Goal:
The required output is a single number: how many lines of the material contain the string "Subgap".

Record set:

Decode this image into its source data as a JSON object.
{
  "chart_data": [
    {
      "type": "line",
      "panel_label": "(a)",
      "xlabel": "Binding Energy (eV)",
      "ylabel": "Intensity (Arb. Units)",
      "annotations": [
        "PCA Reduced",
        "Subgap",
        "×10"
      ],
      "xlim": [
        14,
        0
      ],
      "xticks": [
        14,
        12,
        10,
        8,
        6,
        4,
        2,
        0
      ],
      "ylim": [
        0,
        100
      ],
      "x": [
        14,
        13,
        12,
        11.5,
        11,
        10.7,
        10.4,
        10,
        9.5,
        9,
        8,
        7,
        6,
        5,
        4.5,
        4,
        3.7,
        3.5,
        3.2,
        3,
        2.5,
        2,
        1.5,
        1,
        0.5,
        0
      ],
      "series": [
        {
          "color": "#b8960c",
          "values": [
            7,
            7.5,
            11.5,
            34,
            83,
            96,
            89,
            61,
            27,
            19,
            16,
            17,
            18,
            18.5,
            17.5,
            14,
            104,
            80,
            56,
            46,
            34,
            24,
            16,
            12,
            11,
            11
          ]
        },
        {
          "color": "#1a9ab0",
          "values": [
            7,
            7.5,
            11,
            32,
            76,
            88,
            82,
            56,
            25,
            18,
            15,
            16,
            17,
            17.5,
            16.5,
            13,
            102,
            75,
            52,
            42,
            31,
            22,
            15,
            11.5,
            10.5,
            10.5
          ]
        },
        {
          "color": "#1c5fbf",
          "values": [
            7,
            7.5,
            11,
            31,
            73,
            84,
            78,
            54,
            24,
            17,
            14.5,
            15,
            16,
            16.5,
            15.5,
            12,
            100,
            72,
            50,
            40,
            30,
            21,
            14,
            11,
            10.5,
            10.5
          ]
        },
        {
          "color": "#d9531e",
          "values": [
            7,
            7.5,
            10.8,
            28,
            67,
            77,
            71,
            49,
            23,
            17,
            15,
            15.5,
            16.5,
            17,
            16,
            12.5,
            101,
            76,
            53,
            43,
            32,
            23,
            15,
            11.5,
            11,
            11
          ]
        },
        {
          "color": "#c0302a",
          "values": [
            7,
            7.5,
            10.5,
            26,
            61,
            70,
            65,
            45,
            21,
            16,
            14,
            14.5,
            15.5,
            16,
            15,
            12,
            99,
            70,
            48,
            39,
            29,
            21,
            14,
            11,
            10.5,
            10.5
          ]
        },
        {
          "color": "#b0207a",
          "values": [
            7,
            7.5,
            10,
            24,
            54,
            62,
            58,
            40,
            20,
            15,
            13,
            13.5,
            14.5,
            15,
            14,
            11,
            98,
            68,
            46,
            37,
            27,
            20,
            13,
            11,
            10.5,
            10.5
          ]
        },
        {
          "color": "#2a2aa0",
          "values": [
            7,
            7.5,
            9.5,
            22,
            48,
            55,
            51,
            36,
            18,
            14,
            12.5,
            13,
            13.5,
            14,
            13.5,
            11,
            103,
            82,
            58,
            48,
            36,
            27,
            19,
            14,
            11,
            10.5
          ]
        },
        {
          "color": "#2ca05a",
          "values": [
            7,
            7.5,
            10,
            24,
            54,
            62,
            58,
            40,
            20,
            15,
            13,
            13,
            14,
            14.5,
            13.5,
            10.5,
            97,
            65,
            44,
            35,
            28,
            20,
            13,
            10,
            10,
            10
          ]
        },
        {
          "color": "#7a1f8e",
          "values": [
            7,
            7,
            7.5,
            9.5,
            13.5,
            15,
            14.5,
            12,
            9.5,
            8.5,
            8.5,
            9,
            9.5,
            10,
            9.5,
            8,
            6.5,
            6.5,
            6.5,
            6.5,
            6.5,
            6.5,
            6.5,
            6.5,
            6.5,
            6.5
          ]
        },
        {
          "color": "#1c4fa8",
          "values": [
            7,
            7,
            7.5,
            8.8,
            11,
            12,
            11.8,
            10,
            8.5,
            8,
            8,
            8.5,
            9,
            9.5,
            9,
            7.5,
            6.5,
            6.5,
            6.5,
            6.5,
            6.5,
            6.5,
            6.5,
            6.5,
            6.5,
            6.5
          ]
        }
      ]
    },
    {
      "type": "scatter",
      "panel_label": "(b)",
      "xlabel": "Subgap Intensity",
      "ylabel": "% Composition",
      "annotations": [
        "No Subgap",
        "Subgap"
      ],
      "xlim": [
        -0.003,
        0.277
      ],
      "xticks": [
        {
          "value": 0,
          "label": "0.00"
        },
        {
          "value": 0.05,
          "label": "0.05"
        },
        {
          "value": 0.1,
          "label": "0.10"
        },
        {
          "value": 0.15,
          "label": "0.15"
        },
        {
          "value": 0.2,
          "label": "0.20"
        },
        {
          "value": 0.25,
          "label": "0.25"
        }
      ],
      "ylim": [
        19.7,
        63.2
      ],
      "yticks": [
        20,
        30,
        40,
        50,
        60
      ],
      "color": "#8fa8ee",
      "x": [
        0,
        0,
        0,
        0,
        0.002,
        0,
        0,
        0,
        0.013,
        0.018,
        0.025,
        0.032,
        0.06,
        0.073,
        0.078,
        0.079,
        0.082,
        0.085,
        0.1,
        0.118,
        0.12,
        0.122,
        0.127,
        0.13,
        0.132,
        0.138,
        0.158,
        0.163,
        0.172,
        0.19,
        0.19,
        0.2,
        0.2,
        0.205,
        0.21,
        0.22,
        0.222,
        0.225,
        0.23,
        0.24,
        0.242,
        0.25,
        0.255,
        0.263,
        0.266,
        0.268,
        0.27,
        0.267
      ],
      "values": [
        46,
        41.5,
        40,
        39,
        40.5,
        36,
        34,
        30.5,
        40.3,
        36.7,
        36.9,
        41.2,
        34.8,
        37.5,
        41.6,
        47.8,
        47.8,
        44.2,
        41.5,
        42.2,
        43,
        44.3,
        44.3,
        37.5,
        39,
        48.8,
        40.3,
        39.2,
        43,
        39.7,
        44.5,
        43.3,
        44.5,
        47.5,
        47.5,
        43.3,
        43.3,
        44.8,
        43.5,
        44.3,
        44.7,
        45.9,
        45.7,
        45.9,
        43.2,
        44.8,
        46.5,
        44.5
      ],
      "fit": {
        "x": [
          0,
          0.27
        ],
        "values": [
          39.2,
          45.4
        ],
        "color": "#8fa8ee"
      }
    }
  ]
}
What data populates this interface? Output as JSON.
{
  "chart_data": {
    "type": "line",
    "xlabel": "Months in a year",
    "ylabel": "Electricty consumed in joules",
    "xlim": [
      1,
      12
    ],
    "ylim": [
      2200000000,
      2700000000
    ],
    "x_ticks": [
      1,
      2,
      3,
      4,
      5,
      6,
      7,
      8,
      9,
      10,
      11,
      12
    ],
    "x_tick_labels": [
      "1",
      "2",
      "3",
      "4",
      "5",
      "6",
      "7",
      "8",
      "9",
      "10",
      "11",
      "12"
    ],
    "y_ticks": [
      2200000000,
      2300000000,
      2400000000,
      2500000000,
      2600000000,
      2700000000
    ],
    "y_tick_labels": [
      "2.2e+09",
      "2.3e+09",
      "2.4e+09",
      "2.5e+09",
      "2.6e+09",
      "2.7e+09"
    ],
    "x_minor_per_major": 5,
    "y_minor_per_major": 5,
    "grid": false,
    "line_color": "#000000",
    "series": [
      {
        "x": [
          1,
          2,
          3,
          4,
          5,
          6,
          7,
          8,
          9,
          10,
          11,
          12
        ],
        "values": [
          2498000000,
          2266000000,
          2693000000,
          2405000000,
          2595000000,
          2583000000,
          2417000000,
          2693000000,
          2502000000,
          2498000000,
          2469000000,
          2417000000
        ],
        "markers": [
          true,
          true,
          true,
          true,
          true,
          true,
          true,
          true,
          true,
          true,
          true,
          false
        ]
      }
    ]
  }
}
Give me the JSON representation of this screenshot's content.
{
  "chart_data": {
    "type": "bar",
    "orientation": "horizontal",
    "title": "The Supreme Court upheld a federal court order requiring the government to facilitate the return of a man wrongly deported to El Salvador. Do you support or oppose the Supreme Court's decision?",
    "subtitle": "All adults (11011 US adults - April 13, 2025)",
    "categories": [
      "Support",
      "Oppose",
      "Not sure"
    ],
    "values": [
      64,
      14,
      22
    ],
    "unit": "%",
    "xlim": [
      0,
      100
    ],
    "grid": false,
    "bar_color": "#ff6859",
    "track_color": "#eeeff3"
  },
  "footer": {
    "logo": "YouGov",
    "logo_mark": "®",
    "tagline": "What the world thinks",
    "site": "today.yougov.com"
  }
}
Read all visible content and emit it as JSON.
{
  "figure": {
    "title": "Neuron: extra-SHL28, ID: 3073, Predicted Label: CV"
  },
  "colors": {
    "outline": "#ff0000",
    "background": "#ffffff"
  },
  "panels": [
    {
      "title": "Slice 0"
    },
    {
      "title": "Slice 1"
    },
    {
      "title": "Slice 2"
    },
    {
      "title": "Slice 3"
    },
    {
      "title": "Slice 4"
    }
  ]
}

Written answer:
4